→ Records for the task
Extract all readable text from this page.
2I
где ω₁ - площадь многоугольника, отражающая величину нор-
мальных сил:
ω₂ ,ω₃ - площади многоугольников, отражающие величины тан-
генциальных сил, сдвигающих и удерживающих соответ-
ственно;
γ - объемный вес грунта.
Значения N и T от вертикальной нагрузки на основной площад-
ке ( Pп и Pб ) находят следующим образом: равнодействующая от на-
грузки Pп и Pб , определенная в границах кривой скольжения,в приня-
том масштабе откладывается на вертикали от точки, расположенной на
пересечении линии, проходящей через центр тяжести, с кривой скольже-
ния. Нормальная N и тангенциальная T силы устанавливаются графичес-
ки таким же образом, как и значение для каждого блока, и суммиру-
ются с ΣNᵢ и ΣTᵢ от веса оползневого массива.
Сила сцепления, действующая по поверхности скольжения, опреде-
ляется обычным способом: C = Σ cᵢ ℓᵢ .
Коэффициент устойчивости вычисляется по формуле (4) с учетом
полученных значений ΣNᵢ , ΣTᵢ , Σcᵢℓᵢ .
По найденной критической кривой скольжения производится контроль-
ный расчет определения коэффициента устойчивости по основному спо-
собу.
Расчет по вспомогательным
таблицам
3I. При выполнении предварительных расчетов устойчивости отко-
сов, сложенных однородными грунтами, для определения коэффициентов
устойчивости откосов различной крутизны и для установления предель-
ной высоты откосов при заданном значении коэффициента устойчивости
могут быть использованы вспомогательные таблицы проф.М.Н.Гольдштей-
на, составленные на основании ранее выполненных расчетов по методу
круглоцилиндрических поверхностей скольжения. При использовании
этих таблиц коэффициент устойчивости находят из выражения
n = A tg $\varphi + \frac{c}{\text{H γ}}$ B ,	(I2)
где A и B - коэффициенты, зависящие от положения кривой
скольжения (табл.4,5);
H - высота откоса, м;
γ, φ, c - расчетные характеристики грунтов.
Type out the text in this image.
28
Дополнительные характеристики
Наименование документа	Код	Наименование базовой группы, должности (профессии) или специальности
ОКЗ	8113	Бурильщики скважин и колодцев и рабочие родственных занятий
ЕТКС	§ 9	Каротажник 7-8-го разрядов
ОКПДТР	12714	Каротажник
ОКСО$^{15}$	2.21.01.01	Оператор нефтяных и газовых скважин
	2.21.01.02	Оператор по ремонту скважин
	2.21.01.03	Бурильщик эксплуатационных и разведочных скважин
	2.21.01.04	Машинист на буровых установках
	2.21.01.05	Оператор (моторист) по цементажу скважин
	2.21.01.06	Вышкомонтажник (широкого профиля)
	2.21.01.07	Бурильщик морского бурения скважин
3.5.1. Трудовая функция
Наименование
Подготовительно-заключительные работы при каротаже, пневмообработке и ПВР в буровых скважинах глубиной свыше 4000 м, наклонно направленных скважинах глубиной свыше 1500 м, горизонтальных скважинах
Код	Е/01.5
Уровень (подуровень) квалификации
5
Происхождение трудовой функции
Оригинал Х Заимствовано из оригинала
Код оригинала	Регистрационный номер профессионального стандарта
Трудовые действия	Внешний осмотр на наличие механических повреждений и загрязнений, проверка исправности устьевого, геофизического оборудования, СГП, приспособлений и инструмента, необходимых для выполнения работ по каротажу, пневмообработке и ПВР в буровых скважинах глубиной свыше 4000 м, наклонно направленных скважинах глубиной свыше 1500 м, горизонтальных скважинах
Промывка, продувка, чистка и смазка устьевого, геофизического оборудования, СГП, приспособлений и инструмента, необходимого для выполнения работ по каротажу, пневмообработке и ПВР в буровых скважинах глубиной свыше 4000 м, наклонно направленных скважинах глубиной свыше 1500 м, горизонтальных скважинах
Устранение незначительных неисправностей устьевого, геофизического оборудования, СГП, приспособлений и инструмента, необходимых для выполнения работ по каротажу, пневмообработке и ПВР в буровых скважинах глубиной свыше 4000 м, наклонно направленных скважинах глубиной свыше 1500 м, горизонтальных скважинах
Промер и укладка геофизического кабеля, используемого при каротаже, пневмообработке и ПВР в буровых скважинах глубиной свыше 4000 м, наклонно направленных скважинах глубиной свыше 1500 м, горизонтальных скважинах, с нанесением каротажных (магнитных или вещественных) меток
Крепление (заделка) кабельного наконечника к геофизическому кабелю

→ The task
Reproduce each line of the entries in which the word "откосов" is found.

→ Task response
устойчивости откосов различной крутизны и для установления предель-
ной высоты откосов при заданном значении коэффициента устойчивости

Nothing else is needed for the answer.